» **Task objective**:
Gather all lines with the word "label" in them.

(Collection entries)
--------------------

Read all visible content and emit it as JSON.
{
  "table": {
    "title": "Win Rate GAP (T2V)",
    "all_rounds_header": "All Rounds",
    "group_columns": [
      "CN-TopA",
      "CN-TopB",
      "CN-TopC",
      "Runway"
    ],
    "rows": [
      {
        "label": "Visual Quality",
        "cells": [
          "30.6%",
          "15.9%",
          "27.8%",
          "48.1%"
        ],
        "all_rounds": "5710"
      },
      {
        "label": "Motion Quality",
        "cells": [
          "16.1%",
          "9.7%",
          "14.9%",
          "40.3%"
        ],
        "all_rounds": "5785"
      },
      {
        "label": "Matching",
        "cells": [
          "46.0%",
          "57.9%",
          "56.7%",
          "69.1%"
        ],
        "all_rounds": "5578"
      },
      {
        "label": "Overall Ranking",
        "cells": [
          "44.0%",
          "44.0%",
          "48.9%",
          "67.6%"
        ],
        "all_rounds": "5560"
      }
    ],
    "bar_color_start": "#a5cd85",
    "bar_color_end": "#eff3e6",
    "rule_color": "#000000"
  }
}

--------------------

» **Result for this task**:
        "label": "Visual Quality",
        "label": "Motion Quality",
        "label": "Matching",
        "label": "Overall Ranking",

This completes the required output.